* _OBJECTIVE_:
Where does the string "title" appear? Copy every line of the entries below that holds it.

## Start INFORMATION GIVEN

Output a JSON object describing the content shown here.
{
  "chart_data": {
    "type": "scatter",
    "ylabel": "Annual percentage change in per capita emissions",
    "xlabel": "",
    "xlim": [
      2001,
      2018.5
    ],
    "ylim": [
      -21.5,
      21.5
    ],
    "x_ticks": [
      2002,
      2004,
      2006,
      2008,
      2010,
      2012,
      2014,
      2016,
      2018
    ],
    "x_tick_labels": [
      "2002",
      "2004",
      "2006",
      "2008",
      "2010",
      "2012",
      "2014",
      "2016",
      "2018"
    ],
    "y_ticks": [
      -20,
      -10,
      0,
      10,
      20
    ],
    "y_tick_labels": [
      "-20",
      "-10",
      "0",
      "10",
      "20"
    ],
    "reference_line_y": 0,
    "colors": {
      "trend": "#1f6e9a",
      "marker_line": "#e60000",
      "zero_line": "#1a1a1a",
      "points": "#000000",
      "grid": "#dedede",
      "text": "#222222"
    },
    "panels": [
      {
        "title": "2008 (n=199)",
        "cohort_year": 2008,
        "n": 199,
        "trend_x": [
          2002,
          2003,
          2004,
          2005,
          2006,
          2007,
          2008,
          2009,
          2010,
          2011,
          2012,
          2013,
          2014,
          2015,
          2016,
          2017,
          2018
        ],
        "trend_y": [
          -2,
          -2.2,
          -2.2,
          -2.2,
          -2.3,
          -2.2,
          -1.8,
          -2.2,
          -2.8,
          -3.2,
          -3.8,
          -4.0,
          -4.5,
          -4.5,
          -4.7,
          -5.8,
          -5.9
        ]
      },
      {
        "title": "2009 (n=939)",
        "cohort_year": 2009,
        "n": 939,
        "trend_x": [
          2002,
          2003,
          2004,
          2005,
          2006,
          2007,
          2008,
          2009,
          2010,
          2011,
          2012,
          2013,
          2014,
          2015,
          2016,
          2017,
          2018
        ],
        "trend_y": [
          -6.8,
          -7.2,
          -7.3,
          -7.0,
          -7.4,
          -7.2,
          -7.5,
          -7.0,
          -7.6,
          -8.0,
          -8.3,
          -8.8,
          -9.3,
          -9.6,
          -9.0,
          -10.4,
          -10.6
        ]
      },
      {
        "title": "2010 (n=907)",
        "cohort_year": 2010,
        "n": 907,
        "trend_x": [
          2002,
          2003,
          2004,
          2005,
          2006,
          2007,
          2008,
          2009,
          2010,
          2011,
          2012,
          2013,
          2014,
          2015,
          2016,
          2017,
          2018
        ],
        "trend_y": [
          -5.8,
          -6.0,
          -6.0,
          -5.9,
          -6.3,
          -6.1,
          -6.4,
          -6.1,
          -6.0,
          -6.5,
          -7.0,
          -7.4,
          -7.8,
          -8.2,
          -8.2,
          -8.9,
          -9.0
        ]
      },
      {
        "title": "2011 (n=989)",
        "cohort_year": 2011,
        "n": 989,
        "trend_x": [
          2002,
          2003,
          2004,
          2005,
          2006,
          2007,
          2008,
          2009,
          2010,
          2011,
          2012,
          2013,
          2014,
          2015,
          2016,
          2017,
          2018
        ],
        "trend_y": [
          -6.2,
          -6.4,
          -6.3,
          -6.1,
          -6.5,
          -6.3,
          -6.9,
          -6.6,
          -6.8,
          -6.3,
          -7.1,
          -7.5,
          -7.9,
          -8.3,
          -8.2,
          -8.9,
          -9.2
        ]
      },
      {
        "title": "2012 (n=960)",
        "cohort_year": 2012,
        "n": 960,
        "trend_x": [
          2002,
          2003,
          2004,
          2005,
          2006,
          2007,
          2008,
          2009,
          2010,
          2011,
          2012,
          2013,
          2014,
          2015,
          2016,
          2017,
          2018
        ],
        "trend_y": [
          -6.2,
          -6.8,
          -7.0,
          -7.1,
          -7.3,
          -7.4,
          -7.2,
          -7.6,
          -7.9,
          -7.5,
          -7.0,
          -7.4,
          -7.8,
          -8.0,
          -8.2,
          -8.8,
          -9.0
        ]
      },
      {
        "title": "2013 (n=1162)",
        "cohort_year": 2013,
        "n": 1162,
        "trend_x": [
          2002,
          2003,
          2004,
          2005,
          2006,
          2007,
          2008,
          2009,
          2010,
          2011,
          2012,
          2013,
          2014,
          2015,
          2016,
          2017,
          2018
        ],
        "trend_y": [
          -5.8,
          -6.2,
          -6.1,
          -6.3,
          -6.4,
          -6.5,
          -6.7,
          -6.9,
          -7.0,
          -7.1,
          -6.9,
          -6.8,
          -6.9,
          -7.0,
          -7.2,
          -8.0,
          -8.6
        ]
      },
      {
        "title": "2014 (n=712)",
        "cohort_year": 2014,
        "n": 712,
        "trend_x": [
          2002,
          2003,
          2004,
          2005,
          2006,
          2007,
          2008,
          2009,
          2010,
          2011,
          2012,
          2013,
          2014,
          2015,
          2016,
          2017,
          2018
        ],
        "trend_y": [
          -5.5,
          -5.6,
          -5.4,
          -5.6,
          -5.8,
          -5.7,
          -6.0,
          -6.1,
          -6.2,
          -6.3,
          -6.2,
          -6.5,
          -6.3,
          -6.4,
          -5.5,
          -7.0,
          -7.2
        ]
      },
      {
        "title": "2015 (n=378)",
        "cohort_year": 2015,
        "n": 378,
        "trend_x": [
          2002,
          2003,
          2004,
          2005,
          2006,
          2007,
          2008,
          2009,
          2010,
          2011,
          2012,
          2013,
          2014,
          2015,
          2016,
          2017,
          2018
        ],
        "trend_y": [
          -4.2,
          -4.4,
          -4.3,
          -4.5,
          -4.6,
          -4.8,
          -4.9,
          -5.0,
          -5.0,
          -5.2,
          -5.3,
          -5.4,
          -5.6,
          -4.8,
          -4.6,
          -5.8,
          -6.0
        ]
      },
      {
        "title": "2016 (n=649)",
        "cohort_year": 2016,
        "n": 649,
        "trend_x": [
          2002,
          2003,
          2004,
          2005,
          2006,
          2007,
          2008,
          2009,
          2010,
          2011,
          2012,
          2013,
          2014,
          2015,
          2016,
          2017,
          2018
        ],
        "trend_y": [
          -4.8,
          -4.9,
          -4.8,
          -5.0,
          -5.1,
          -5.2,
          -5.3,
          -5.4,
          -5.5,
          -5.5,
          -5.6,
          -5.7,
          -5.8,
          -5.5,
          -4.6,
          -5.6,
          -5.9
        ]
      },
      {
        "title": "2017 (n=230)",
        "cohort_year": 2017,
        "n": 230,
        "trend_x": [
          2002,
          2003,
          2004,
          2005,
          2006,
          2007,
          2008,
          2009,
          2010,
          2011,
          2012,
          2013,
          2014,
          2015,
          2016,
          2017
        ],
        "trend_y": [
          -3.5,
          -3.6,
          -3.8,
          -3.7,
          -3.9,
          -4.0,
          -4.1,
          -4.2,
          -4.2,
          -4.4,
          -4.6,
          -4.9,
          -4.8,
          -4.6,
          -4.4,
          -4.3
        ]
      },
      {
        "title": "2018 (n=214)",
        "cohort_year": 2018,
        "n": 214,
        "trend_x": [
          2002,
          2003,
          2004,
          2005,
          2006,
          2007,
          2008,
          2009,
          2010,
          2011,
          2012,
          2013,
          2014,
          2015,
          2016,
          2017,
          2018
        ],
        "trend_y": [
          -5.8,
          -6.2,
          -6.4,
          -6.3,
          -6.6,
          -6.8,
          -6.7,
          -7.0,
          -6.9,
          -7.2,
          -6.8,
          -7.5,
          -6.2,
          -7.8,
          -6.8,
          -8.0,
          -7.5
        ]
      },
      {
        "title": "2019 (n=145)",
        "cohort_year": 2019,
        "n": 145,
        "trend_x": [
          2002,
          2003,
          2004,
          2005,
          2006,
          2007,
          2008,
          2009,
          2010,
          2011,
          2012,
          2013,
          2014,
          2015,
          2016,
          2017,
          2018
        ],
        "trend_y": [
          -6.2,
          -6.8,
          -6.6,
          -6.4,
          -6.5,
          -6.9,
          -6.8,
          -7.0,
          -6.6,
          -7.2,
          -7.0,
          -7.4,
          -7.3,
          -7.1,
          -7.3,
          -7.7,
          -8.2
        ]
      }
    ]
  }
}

## End INFORMATION GIVEN

* _WRITTEN SOLUTION_:
        "title": "2008 (n=199)",
        "title": "2009 (n=939)",
        "title": "2010 (n=907)",
        "title": "2011 (n=989)",
        "title": "2012 (n=960)",
        "title": "2013 (n=1162)",
        "title": "2014 (n=712)",
        "title": "2015 (n=378)",
        "title": "2016 (n=649)",
        "title": "2017 (n=230)",
        "title": "2018 (n=214)",
        "title": "2019 (n=145)",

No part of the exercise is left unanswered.